▶ _WRITTEN PROBLEM_: Filter these entries, keeping only lines that hold the word "Рисунок".

--- begin ---

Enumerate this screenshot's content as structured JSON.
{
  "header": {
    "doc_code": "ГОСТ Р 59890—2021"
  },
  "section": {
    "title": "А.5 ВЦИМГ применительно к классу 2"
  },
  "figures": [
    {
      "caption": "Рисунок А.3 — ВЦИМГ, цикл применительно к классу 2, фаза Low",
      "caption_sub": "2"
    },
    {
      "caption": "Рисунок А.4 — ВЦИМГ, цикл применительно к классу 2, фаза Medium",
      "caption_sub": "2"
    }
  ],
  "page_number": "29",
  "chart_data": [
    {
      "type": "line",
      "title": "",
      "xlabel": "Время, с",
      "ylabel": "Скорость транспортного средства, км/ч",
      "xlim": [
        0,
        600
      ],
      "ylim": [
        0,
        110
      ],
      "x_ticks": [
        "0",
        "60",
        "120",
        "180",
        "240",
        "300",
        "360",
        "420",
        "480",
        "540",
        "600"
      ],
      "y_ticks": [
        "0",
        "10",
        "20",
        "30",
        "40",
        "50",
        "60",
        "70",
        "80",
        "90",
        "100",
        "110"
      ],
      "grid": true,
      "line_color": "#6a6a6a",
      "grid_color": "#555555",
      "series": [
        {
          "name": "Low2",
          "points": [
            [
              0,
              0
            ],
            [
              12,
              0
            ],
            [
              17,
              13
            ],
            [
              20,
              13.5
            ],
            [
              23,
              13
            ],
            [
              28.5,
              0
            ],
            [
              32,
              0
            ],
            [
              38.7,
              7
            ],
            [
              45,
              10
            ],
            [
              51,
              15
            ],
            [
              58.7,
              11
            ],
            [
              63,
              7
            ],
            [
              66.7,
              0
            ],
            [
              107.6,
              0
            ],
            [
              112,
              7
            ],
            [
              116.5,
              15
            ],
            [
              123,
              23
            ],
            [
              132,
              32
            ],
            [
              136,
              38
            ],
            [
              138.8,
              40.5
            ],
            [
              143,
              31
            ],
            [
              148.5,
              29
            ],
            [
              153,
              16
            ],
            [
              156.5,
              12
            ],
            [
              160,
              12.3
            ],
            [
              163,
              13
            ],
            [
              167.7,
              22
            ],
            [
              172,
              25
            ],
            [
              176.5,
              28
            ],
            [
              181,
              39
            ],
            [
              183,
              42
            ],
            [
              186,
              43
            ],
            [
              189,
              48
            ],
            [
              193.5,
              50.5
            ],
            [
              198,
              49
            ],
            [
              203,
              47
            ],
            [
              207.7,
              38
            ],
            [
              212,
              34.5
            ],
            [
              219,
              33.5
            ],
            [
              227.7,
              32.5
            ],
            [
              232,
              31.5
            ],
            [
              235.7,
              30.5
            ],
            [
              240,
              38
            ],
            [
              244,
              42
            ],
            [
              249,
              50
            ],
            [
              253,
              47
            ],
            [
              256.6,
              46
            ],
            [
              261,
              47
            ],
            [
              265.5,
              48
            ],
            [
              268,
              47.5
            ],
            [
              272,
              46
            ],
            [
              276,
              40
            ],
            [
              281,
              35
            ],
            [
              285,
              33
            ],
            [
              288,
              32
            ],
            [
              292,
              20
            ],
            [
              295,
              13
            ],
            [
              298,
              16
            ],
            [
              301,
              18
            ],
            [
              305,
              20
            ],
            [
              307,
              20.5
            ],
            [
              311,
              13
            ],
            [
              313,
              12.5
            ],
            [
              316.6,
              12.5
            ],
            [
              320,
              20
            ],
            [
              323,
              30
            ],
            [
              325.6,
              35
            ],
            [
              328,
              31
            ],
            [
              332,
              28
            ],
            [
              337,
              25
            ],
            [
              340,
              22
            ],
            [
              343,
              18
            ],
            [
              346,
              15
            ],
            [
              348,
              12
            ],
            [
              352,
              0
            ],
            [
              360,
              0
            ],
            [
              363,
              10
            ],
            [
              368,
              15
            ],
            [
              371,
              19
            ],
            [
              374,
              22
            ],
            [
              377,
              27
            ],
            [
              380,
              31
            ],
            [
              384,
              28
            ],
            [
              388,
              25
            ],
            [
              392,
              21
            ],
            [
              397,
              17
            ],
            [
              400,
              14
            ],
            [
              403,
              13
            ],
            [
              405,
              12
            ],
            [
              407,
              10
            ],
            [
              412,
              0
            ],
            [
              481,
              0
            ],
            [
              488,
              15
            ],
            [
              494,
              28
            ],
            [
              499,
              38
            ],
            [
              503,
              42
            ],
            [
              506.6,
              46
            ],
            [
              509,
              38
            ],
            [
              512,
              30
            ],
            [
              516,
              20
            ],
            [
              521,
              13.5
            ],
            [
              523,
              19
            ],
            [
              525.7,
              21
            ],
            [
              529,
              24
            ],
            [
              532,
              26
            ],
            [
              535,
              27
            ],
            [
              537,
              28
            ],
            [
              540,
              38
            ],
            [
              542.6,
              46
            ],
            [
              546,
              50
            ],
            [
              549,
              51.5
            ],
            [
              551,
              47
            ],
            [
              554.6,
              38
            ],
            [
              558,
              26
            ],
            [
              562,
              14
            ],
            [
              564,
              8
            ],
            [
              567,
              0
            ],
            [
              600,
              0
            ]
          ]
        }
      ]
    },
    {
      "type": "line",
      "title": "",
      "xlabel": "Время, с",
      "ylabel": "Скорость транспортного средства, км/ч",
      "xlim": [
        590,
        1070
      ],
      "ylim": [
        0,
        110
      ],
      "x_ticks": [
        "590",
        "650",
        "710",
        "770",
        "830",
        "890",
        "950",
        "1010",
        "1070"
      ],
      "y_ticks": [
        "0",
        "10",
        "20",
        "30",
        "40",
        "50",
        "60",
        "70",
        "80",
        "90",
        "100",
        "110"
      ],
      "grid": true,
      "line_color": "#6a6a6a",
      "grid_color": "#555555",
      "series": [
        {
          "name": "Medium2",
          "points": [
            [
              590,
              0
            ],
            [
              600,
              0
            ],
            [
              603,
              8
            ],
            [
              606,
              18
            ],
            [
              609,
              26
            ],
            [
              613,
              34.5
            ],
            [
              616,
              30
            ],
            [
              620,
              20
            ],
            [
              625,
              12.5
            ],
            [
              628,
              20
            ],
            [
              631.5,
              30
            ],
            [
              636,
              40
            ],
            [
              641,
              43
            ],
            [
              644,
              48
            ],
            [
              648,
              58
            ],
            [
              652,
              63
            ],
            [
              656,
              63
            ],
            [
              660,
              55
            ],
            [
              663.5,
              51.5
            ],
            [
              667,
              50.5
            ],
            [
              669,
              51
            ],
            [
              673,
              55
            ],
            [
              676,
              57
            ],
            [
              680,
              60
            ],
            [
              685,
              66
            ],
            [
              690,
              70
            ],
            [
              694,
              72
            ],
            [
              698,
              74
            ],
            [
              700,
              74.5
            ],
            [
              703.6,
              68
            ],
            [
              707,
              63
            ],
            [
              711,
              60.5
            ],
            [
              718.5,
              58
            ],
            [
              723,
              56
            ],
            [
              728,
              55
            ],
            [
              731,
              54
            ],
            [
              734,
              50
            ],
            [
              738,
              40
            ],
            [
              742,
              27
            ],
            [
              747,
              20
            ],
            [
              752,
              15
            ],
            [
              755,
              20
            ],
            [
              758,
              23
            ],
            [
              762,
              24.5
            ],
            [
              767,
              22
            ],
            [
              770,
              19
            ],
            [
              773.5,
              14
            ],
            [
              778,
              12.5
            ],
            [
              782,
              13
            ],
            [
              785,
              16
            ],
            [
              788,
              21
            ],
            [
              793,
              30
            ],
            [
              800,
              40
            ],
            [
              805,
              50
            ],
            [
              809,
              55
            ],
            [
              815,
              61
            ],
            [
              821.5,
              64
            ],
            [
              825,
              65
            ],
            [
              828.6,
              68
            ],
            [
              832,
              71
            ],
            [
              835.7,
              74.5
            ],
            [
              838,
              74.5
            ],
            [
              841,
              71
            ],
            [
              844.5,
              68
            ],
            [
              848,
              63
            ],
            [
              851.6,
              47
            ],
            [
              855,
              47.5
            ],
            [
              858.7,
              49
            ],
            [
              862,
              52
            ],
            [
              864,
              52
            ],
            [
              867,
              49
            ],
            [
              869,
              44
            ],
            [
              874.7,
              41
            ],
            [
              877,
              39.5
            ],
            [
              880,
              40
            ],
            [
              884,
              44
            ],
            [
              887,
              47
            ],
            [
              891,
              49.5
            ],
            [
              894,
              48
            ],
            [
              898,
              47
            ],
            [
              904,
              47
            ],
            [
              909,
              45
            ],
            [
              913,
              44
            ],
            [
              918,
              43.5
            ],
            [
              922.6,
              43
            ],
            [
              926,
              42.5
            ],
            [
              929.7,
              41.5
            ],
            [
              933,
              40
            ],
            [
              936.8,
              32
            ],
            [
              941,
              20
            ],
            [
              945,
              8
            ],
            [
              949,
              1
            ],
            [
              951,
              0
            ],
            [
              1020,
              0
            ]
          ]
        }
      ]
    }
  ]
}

--- end ---

▶ _OUTPUT FOR THIS TASK_:
      "caption": "Рисунок А.3 — ВЦИМГ, цикл применительно к классу 2, фаза Low",
      "caption": "Рисунок А.4 — ВЦИМГ, цикл применительно к классу 2, фаза Medium",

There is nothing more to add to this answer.